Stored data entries
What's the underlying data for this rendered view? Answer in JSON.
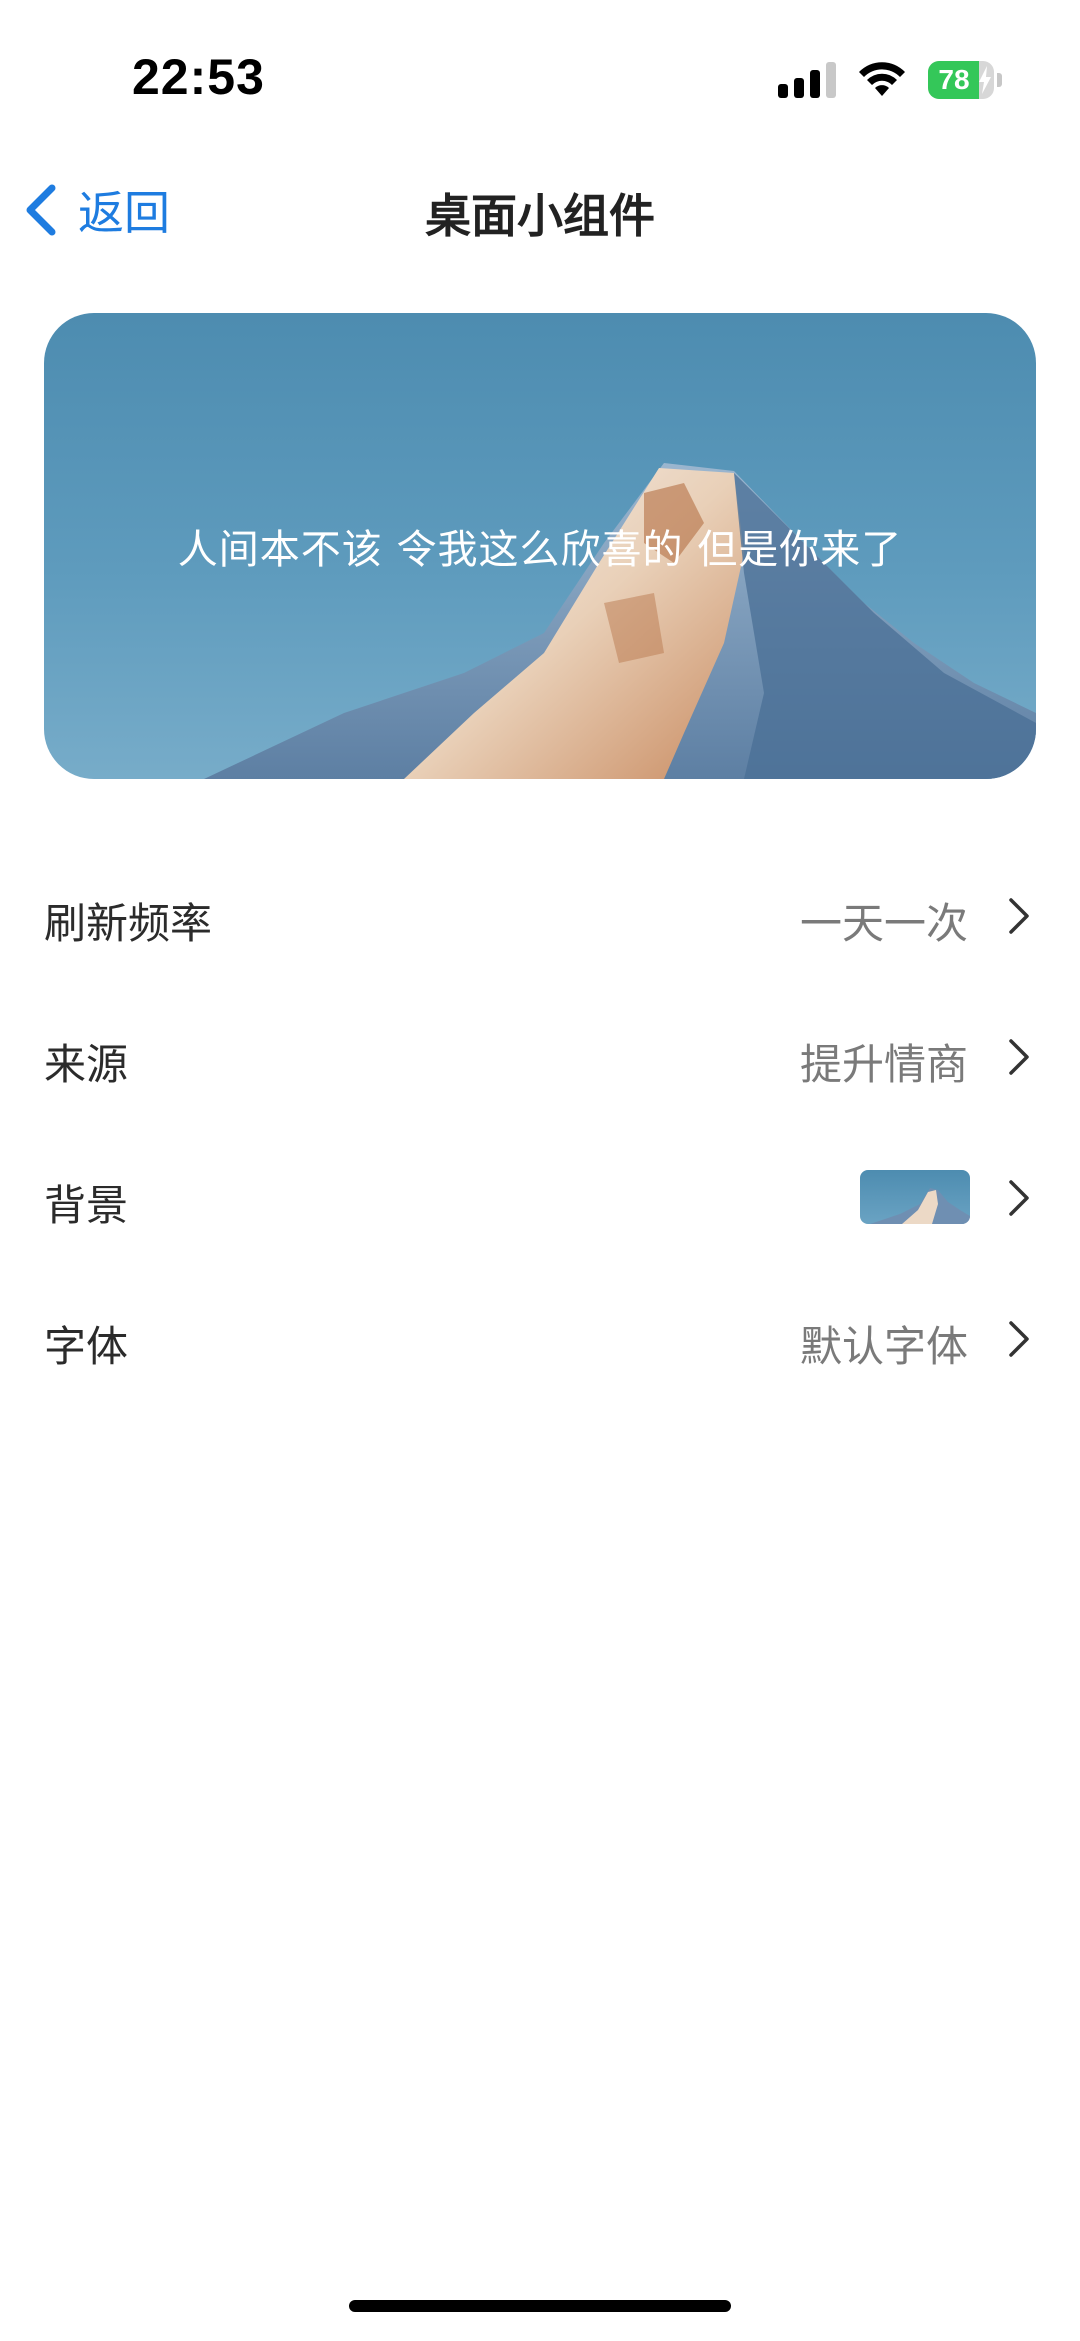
{
  "status_bar": {
    "time": "22:53",
    "battery": 78,
    "battery_color": "#34c759",
    "icons": [
      "signal-icon",
      "wifi-icon",
      "battery-icon"
    ]
  },
  "nav": {
    "back_label": "返回",
    "back_icon": "chevron-left-icon",
    "title": "桌面小组件",
    "accent_color": "#1e7ce0"
  },
  "preview": {
    "quote": "人间本不该 令我这么欣喜的 但是你来了"
  },
  "settings": [
    {
      "label": "刷新频率",
      "value": "一天一次"
    },
    {
      "label": "来源",
      "value": "提升情商"
    },
    {
      "label": "背景",
      "value": ""
    },
    {
      "label": "字体",
      "value": "默认字体"
    }
  ]
}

TASK DESCRIPTION
Transcribe all of the entries word for word, but skip any pictures they contain.

WRITTEN REPLY
What's the underlying data for this rendered view? Answer in JSON.
{
  "status_bar": {
    "time": "22:53",
    "battery": 78,
    "battery_color": "#34c759",
    "icons": [
      "signal-icon",
      "wifi-icon",
      "battery-icon"
    ]
  },
  "nav": {
    "back_label": "返回",
    "back_icon": "chevron-left-icon",
    "title": "桌面小组件",
    "accent_color": "#1e7ce0"
  },
  "preview": {
    "quote": "人间本不该 令我这么欣喜的 但是你来了"
  },
  "settings": [
    {
      "label": "刷新频率",
      "value": "一天一次"
    },
    {
      "label": "来源",
      "value": "提升情商"
    },
    {
      "label": "背景",
      "value": ""
    },
    {
      "label": "字体",
      "value": "默认字体"
    }
  ]
}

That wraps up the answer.